## [EXERCISE REQUIREMENTS]
Would you please restate all of the data exactly?

---- SOURCE MATERIAL

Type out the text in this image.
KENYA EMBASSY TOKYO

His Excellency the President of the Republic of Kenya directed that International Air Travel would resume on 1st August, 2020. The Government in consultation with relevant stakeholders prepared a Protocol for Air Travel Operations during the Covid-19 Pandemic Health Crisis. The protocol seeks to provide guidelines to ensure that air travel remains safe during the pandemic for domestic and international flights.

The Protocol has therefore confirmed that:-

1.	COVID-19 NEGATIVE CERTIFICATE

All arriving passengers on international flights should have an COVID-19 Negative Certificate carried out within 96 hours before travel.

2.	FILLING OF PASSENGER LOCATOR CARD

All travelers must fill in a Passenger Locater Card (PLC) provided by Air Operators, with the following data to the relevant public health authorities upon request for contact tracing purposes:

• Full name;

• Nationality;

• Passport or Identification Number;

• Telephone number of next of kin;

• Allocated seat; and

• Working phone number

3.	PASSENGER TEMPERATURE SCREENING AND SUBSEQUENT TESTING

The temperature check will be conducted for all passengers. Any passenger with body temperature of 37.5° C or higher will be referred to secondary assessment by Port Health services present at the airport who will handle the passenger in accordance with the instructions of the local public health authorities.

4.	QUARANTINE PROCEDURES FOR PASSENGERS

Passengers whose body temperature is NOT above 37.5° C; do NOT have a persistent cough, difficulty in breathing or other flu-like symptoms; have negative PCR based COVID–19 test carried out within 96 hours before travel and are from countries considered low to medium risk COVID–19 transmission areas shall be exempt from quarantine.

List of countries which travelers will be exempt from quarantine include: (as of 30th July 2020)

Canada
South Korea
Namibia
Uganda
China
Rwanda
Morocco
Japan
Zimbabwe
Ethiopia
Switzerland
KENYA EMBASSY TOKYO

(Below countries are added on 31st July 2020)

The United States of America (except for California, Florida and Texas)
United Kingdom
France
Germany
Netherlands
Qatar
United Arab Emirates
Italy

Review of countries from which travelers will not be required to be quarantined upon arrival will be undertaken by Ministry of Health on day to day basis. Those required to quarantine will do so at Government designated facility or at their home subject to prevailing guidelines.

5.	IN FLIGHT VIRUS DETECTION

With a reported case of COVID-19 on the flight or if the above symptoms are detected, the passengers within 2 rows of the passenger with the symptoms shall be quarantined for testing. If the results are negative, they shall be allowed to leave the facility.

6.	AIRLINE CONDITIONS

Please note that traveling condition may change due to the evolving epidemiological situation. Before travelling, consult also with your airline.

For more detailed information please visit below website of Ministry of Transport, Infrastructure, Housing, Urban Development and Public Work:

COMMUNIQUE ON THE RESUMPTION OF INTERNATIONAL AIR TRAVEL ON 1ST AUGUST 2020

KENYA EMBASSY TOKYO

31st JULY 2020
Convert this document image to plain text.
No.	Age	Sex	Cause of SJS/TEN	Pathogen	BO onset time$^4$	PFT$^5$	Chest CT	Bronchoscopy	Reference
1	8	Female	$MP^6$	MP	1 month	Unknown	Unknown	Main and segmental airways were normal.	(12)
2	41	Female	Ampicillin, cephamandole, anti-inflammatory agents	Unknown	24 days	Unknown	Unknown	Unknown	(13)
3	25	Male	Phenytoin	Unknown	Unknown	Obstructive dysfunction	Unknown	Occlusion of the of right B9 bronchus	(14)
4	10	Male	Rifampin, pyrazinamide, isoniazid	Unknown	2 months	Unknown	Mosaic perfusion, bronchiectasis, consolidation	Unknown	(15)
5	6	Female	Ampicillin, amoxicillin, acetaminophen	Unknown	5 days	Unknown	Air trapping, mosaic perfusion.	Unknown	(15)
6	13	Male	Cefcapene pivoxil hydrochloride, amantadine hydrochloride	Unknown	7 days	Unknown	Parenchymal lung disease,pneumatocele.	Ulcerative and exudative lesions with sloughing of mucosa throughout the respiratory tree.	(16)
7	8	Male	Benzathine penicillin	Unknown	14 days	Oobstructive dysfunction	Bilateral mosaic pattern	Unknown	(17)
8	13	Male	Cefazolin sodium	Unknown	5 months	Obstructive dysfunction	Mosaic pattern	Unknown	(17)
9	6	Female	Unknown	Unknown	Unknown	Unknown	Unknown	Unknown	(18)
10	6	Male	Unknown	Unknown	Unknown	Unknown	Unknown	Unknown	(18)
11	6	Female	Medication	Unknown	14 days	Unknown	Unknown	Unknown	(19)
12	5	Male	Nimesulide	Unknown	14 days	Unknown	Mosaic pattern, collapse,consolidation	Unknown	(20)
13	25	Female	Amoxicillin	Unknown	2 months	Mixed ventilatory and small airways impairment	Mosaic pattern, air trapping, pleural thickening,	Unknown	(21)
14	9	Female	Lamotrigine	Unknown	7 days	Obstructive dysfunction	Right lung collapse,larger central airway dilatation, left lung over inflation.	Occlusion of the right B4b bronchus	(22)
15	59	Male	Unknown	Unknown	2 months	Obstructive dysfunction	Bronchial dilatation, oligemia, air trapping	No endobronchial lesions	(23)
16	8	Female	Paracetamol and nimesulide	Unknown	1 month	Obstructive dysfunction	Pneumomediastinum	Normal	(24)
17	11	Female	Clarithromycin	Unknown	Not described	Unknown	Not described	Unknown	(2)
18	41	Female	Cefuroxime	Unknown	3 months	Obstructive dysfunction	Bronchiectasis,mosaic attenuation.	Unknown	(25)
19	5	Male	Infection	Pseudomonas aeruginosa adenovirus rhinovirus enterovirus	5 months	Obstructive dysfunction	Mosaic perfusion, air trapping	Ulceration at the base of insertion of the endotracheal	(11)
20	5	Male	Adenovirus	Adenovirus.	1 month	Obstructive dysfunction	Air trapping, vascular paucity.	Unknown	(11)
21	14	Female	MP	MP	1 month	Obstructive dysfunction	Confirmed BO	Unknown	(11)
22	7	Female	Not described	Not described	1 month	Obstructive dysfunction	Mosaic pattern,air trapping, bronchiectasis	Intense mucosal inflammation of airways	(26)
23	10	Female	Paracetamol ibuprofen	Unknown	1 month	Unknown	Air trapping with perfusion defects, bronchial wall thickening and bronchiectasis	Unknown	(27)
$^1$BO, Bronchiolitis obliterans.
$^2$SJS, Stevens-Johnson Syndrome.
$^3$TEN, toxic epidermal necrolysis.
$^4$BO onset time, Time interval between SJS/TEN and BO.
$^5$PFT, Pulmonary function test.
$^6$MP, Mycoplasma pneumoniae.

--------

## [ANSWER SPACE]
Type out the text in this image.
KENYA EMBASSY TOKYO

His Excellency the President of the Republic of Kenya directed that International Air Travel would resume on 1st August, 2020. The Government in consultation with relevant stakeholders prepared a Protocol for Air Travel Operations during the Covid-19 Pandemic Health Crisis. The protocol seeks to provide guidelines to ensure that air travel remains safe during the pandemic for domestic and international flights.

The Protocol has therefore confirmed that:-

1.	COVID-19 NEGATIVE CERTIFICATE

All arriving passengers on international flights should have an COVID-19 Negative Certificate carried out within 96 hours before travel.

2.	FILLING OF PASSENGER LOCATOR CARD

All travelers must fill in a Passenger Locater Card (PLC) provided by Air Operators, with the following data to the relevant public health authorities upon request for contact tracing purposes:

• Full name;

• Nationality;

• Passport or Identification Number;

• Telephone number of next of kin;

• Allocated seat; and

• Working phone number

3.	PASSENGER TEMPERATURE SCREENING AND SUBSEQUENT TESTING

The temperature check will be conducted for all passengers. Any passenger with body temperature of 37.5° C or higher will be referred to secondary assessment by Port Health services present at the airport who will handle the passenger in accordance with the instructions of the local public health authorities.

4.	QUARANTINE PROCEDURES FOR PASSENGERS

Passengers whose body temperature is NOT above 37.5° C; do NOT have a persistent cough, difficulty in breathing or other flu-like symptoms; have negative PCR based COVID–19 test carried out within 96 hours before travel and are from countries considered low to medium risk COVID–19 transmission areas shall be exempt from quarantine.

List of countries which travelers will be exempt from quarantine include: (as of 30th July 2020)

Canada
South Korea
Namibia
Uganda
China
Rwanda
Morocco
Japan
Zimbabwe
Ethiopia
Switzerland
KENYA EMBASSY TOKYO

(Below countries are added on 31st July 2020)

The United States of America (except for California, Florida and Texas)
United Kingdom
France
Germany
Netherlands
Qatar
United Arab Emirates
Italy

Review of countries from which travelers will not be required to be quarantined upon arrival will be undertaken by Ministry of Health on day to day basis. Those required to quarantine will do so at Government designated facility or at their home subject to prevailing guidelines.

5.	IN FLIGHT VIRUS DETECTION

With a reported case of COVID-19 on the flight or if the above symptoms are detected, the passengers within 2 rows of the passenger with the symptoms shall be quarantined for testing. If the results are negative, they shall be allowed to leave the facility.

6.	AIRLINE CONDITIONS

Please note that traveling condition may change due to the evolving epidemiological situation. Before travelling, consult also with your airline.

For more detailed information please visit below website of Ministry of Transport, Infrastructure, Housing, Urban Development and Public Work:

COMMUNIQUE ON THE RESUMPTION OF INTERNATIONAL AIR TRAVEL ON 1ST AUGUST 2020

KENYA EMBASSY TOKYO

31st JULY 2020
Convert this document image to plain text.
No.	Age	Sex	Cause of SJS/TEN	Pathogen	BO onset time$^4$	PFT$^5$	Chest CT	Bronchoscopy	Reference
1	8	Female	$MP^6$	MP	1 month	Unknown	Unknown	Main and segmental airways were normal.	(12)
2	41	Female	Ampicillin, cephamandole, anti-inflammatory agents	Unknown	24 days	Unknown	Unknown	Unknown	(13)
3	25	Male	Phenytoin	Unknown	Unknown	Obstructive dysfunction	Unknown	Occlusion of the of right B9 bronchus	(14)
4	10	Male	Rifampin, pyrazinamide, isoniazid	Unknown	2 months	Unknown	Mosaic perfusion, bronchiectasis, consolidation	Unknown	(15)
5	6	Female	Ampicillin, amoxicillin, acetaminophen	Unknown	5 days	Unknown	Air trapping, mosaic perfusion.	Unknown	(15)
6	13	Male	Cefcapene pivoxil hydrochloride, amantadine hydrochloride	Unknown	7 days	Unknown	Parenchymal lung disease,pneumatocele.	Ulcerative and exudative lesions with sloughing of mucosa throughout the respiratory tree.	(16)
7	8	Male	Benzathine penicillin	Unknown	14 days	Oobstructive dysfunction	Bilateral mosaic pattern	Unknown	(17)
8	13	Male	Cefazolin sodium	Unknown	5 months	Obstructive dysfunction	Mosaic pattern	Unknown	(17)
9	6	Female	Unknown	Unknown	Unknown	Unknown	Unknown	Unknown	(18)
10	6	Male	Unknown	Unknown	Unknown	Unknown	Unknown	Unknown	(18)
11	6	Female	Medication	Unknown	14 days	Unknown	Unknown	Unknown	(19)
12	5	Male	Nimesulide	Unknown	14 days	Unknown	Mosaic pattern, collapse,consolidation	Unknown	(20)
13	25	Female	Amoxicillin	Unknown	2 months	Mixed ventilatory and small airways impairment	Mosaic pattern, air trapping, pleural thickening,	Unknown	(21)
14	9	Female	Lamotrigine	Unknown	7 days	Obstructive dysfunction	Right lung collapse,larger central airway dilatation, left lung over inflation.	Occlusion of the right B4b bronchus	(22)
15	59	Male	Unknown	Unknown	2 months	Obstructive dysfunction	Bronchial dilatation, oligemia, air trapping	No endobronchial lesions	(23)
16	8	Female	Paracetamol and nimesulide	Unknown	1 month	Obstructive dysfunction	Pneumomediastinum	Normal	(24)
17	11	Female	Clarithromycin	Unknown	Not described	Unknown	Not described	Unknown	(2)
18	41	Female	Cefuroxime	Unknown	3 months	Obstructive dysfunction	Bronchiectasis,mosaic attenuation.	Unknown	(25)
19	5	Male	Infection	Pseudomonas aeruginosa adenovirus rhinovirus enterovirus	5 months	Obstructive dysfunction	Mosaic perfusion, air trapping	Ulceration at the base of insertion of the endotracheal	(11)
20	5	Male	Adenovirus	Adenovirus.	1 month	Obstructive dysfunction	Air trapping, vascular paucity.	Unknown	(11)
21	14	Female	MP	MP	1 month	Obstructive dysfunction	Confirmed BO	Unknown	(11)
22	7	Female	Not described	Not described	1 month	Obstructive dysfunction	Mosaic pattern,air trapping, bronchiectasis	Intense mucosal inflammation of airways	(26)
23	10	Female	Paracetamol ibuprofen	Unknown	1 month	Unknown	Air trapping with perfusion defects, bronchial wall thickening and bronchiectasis	Unknown	(27)
$^1$BO, Bronchiolitis obliterans.
$^2$SJS, Stevens-Johnson Syndrome.
$^3$TEN, toxic epidermal necrolysis.
$^4$BO onset time, Time interval between SJS/TEN and BO.
$^5$PFT, Pulmonary function test.
$^6$MP, Mycoplasma pneumoniae.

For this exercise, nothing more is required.